[Records from a data collection]

--------

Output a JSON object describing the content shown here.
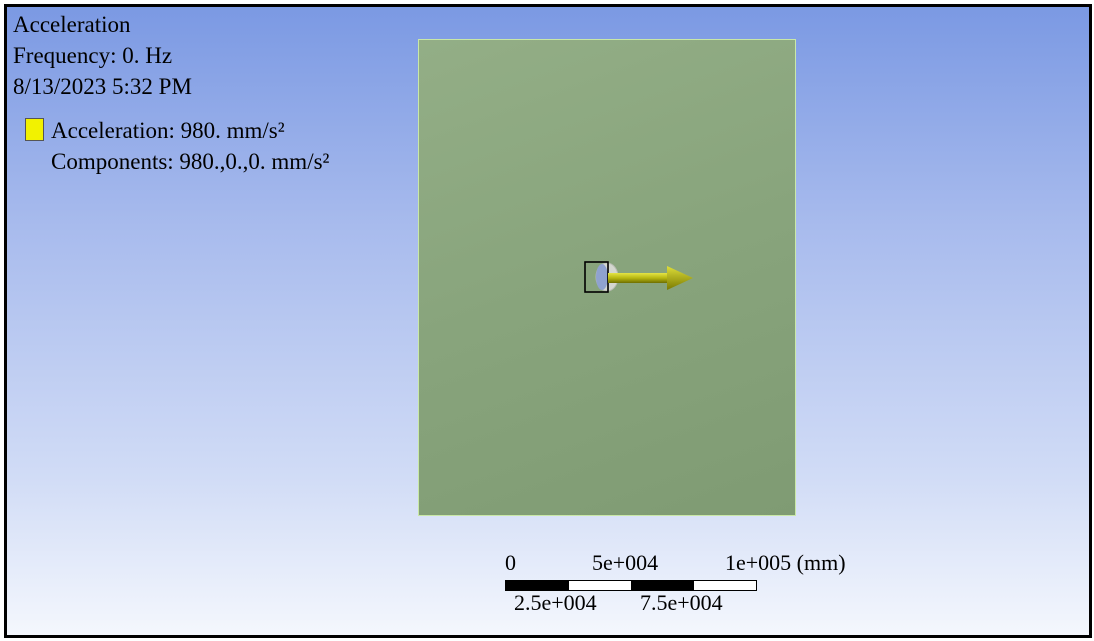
{
  "info": {
    "title": "Acceleration",
    "frequency": "Frequency: 0. Hz",
    "timestamp": "8/13/2023 5:32 PM"
  },
  "legend": {
    "swatch_color": "#f2f200",
    "acceleration_label": "Acceleration: 980. mm/s²",
    "components_label": "Components: 980.,0.,0. mm/s²"
  },
  "scale_bar": {
    "top_labels": [
      "0",
      "5e+004",
      "1e+005 (mm)"
    ],
    "bottom_labels": [
      "2.5e+004",
      "7.5e+004"
    ]
  },
  "colors": {
    "plate": "#88a47c",
    "arrow": "#c8c81a"
  }
}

--------

**What to do:** Looking at the material above, count the lines containing the string "Acceleration" and reply with the count alone.

**Response:** 2